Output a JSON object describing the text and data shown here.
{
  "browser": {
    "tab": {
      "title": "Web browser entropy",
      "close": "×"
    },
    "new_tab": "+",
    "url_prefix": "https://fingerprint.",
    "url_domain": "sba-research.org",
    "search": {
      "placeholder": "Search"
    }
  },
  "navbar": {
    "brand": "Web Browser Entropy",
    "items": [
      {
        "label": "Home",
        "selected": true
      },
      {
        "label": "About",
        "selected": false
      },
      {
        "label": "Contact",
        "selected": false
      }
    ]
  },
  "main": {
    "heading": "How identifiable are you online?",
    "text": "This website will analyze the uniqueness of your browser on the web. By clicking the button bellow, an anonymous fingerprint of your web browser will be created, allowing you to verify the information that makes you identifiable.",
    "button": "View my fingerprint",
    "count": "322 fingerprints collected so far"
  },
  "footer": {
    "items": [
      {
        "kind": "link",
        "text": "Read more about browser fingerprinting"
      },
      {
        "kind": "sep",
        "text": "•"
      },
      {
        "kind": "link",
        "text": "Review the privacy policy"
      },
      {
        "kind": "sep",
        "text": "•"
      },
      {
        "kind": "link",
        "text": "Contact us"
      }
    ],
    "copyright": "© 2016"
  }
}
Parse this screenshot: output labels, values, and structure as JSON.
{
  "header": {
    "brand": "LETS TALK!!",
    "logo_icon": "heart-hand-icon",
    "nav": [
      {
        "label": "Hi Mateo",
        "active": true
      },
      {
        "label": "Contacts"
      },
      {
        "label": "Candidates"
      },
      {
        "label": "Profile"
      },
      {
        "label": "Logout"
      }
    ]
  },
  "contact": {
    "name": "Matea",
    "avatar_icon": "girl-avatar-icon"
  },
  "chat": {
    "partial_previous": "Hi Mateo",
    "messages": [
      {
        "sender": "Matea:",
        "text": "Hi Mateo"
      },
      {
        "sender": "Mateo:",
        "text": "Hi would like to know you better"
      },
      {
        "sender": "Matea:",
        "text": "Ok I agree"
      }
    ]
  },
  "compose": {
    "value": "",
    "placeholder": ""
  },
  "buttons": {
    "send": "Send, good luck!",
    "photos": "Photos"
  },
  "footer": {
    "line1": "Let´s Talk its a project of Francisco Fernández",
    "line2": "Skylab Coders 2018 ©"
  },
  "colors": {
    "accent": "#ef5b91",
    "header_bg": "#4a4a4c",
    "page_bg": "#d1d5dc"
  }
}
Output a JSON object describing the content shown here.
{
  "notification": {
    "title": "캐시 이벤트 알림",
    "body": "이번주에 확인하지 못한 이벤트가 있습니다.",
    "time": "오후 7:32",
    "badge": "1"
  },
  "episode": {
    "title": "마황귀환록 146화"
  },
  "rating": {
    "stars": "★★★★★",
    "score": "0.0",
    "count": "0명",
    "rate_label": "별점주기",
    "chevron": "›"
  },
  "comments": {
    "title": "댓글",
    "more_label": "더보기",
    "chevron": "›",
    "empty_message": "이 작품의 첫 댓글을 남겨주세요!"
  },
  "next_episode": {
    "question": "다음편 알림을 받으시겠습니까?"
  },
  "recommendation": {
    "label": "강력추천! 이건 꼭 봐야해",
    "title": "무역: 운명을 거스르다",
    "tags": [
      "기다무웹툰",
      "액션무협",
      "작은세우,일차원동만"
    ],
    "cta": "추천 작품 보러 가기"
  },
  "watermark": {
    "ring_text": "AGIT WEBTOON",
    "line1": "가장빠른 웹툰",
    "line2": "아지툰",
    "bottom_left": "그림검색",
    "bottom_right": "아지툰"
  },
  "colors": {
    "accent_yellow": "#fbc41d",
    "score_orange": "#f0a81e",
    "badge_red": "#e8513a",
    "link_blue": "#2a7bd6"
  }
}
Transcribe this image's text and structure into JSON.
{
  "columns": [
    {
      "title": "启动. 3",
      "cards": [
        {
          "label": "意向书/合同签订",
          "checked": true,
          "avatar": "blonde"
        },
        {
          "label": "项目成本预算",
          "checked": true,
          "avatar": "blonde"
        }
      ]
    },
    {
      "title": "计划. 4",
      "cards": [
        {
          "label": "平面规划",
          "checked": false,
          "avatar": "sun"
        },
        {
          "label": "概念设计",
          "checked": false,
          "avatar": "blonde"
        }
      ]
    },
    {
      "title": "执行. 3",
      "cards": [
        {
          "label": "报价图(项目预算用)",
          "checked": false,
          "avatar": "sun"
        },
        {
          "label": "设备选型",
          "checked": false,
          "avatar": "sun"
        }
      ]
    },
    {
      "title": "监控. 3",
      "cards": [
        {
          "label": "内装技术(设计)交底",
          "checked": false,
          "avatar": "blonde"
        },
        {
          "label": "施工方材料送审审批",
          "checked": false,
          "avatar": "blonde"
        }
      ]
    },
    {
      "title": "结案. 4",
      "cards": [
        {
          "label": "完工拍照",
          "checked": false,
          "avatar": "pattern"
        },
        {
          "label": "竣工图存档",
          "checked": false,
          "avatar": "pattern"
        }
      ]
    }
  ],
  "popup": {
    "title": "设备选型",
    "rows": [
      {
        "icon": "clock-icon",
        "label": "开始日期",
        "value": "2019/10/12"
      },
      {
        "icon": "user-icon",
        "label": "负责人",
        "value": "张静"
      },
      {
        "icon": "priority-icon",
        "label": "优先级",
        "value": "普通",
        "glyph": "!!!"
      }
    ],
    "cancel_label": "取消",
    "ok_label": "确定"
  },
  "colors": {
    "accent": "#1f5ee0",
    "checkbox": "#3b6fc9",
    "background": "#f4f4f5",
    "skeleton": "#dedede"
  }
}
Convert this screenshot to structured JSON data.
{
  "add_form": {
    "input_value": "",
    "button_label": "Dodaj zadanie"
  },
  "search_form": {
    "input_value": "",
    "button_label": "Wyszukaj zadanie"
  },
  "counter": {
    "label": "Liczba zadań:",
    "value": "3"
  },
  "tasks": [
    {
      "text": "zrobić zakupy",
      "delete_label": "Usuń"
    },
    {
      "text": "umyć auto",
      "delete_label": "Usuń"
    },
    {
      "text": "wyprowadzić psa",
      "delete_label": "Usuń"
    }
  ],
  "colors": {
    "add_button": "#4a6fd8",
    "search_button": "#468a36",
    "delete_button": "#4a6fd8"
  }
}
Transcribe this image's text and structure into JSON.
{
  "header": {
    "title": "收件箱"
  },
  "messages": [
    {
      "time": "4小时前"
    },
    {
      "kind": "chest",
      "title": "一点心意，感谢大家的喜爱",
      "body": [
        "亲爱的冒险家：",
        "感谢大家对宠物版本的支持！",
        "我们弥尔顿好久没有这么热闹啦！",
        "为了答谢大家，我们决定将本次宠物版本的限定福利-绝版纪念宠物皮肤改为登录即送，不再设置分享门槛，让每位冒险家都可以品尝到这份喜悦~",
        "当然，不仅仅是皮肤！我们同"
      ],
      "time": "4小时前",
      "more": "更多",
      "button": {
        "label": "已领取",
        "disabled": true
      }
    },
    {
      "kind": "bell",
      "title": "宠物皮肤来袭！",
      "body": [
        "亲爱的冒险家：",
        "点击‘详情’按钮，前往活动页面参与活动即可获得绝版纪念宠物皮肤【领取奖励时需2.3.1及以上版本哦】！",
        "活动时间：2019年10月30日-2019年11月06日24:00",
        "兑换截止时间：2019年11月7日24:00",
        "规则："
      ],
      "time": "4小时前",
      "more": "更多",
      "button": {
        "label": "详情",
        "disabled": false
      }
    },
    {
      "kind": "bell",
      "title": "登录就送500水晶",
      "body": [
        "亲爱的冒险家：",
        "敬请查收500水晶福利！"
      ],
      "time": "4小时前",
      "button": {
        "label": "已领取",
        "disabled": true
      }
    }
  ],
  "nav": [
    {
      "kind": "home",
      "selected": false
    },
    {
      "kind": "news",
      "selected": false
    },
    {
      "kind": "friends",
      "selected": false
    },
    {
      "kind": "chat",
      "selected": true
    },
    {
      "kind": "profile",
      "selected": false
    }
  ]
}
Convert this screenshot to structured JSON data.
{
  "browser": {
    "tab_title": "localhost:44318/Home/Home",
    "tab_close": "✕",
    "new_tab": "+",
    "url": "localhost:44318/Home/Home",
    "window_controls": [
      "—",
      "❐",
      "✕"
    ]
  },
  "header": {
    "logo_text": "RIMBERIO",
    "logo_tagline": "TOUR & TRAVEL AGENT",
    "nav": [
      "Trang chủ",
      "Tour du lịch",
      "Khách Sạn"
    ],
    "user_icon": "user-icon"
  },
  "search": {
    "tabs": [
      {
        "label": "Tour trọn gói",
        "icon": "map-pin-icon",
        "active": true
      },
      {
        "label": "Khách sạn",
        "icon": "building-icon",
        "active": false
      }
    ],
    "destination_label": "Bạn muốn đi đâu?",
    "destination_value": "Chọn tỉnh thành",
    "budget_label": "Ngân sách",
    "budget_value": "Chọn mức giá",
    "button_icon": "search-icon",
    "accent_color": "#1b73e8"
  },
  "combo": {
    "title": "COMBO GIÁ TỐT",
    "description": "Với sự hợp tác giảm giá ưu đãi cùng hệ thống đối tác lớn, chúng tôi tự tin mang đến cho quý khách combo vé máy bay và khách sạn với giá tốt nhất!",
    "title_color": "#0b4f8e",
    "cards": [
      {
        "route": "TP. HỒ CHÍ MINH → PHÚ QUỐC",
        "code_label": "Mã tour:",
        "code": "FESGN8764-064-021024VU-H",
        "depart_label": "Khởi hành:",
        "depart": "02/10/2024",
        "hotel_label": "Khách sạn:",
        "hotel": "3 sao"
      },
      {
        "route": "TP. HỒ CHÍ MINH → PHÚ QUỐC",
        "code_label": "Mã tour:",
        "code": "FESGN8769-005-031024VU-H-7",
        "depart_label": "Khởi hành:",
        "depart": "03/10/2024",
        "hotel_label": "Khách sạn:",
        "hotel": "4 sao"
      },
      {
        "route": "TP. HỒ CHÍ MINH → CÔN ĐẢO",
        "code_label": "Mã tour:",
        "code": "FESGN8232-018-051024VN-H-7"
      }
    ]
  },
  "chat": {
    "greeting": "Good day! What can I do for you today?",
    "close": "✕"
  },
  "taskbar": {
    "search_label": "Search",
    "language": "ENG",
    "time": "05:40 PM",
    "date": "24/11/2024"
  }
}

Short exercise — Among the lines of the records above, count those holding the string "here", and report only the number.

Response — 2